---- Supplied records
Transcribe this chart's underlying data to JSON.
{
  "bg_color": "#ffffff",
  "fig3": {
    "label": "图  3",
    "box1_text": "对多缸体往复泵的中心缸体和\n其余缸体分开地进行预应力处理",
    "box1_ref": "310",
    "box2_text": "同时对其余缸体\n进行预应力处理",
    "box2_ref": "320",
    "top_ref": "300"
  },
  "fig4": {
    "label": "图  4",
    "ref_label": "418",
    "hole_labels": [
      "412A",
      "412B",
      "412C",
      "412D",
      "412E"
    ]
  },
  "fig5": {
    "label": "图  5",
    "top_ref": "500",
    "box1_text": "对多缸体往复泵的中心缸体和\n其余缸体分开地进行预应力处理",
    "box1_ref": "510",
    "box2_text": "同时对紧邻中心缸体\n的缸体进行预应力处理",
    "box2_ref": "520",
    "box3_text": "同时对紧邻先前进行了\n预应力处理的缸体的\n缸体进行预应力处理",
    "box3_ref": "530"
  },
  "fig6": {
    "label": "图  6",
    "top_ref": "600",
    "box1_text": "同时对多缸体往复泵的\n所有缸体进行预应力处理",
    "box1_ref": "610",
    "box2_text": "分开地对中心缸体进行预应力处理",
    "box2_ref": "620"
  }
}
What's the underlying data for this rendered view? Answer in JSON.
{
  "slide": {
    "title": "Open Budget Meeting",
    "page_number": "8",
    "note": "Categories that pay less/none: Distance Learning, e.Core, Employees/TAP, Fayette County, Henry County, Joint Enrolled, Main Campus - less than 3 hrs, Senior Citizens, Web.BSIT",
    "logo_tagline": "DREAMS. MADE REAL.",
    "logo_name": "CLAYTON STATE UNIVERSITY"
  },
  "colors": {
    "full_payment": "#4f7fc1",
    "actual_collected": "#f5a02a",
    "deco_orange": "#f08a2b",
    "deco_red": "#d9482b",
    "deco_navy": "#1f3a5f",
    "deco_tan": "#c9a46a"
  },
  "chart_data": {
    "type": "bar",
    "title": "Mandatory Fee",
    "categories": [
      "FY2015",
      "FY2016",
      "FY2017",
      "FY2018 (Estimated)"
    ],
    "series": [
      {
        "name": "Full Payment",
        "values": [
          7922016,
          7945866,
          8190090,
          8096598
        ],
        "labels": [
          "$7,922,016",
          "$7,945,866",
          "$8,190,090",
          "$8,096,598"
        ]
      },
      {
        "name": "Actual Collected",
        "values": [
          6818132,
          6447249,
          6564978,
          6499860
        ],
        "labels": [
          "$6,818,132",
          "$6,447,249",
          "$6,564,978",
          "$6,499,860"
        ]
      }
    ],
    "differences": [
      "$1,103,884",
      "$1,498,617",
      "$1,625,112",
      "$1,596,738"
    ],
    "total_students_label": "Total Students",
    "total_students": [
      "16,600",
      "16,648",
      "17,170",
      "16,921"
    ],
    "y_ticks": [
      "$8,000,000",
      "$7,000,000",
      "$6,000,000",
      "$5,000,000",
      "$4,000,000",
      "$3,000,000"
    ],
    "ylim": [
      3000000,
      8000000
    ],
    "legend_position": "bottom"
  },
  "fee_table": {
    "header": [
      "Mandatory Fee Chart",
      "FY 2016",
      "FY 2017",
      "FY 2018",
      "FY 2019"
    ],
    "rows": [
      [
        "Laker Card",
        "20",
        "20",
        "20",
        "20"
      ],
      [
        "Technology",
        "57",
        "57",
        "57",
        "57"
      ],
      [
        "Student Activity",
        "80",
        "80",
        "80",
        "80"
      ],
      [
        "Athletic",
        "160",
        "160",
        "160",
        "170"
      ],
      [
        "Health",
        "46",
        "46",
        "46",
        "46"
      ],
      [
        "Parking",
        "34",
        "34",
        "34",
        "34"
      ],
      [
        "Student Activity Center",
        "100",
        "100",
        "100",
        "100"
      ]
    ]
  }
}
--------
_The request_. Extract each entry in full, exactly as given.

_Result of the exercise_.
Transcribe this chart's underlying data to JSON.
{
  "bg_color": "#ffffff",
  "fig3": {
    "label": "图  3",
    "box1_text": "对多缸体往复泵的中心缸体和\n其余缸体分开地进行预应力处理",
    "box1_ref": "310",
    "box2_text": "同时对其余缸体\n进行预应力处理",
    "box2_ref": "320",
    "top_ref": "300"
  },
  "fig4": {
    "label": "图  4",
    "ref_label": "418",
    "hole_labels": [
      "412A",
      "412B",
      "412C",
      "412D",
      "412E"
    ]
  },
  "fig5": {
    "label": "图  5",
    "top_ref": "500",
    "box1_text": "对多缸体往复泵的中心缸体和\n其余缸体分开地进行预应力处理",
    "box1_ref": "510",
    "box2_text": "同时对紧邻中心缸体\n的缸体进行预应力处理",
    "box2_ref": "520",
    "box3_text": "同时对紧邻先前进行了\n预应力处理的缸体的\n缸体进行预应力处理",
    "box3_ref": "530"
  },
  "fig6": {
    "label": "图  6",
    "top_ref": "600",
    "box1_text": "同时对多缸体往复泵的\n所有缸体进行预应力处理",
    "box1_ref": "610",
    "box2_text": "分开地对中心缸体进行预应力处理",
    "box2_ref": "620"
  }
}
What's the underlying data for this rendered view? Answer in JSON.
{
  "slide": {
    "title": "Open Budget Meeting",
    "page_number": "8",
    "note": "Categories that pay less/none: Distance Learning, e.Core, Employees/TAP, Fayette County, Henry County, Joint Enrolled, Main Campus - less than 3 hrs, Senior Citizens, Web.BSIT",
    "logo_tagline": "DREAMS. MADE REAL.",
    "logo_name": "CLAYTON STATE UNIVERSITY"
  },
  "colors": {
    "full_payment": "#4f7fc1",
    "actual_collected": "#f5a02a",
    "deco_orange": "#f08a2b",
    "deco_red": "#d9482b",
    "deco_navy": "#1f3a5f",
    "deco_tan": "#c9a46a"
  },
  "chart_data": {
    "type": "bar",
    "title": "Mandatory Fee",
    "categories": [
      "FY2015",
      "FY2016",
      "FY2017",
      "FY2018 (Estimated)"
    ],
    "series": [
      {
        "name": "Full Payment",
        "values": [
          7922016,
          7945866,
          8190090,
          8096598
        ],
        "labels": [
          "$7,922,016",
          "$7,945,866",
          "$8,190,090",
          "$8,096,598"
        ]
      },
      {
        "name": "Actual Collected",
        "values": [
          6818132,
          6447249,
          6564978,
          6499860
        ],
        "labels": [
          "$6,818,132",
          "$6,447,249",
          "$6,564,978",
          "$6,499,860"
        ]
      }
    ],
    "differences": [
      "$1,103,884",
      "$1,498,617",
      "$1,625,112",
      "$1,596,738"
    ],
    "total_students_label": "Total Students",
    "total_students": [
      "16,600",
      "16,648",
      "17,170",
      "16,921"
    ],
    "y_ticks": [
      "$8,000,000",
      "$7,000,000",
      "$6,000,000",
      "$5,000,000",
      "$4,000,000",
      "$3,000,000"
    ],
    "ylim": [
      3000000,
      8000000
    ],
    "legend_position": "bottom"
  },
  "fee_table": {
    "header": [
      "Mandatory Fee Chart",
      "FY 2016",
      "FY 2017",
      "FY 2018",
      "FY 2019"
    ],
    "rows": [
      [
        "Laker Card",
        "20",
        "20",
        "20",
        "20"
      ],
      [
        "Technology",
        "57",
        "57",
        "57",
        "57"
      ],
      [
        "Student Activity",
        "80",
        "80",
        "80",
        "80"
      ],
      [
        "Athletic",
        "160",
        "160",
        "160",
        "170"
      ],
      [
        "Health",
        "46",
        "46",
        "46",
        "46"
      ],
      [
        "Parking",
        "34",
        "34",
        "34",
        "34"
      ],
      [
        "Student Activity Center",
        "100",
        "100",
        "100",
        "100"
      ]
    ]
  }
}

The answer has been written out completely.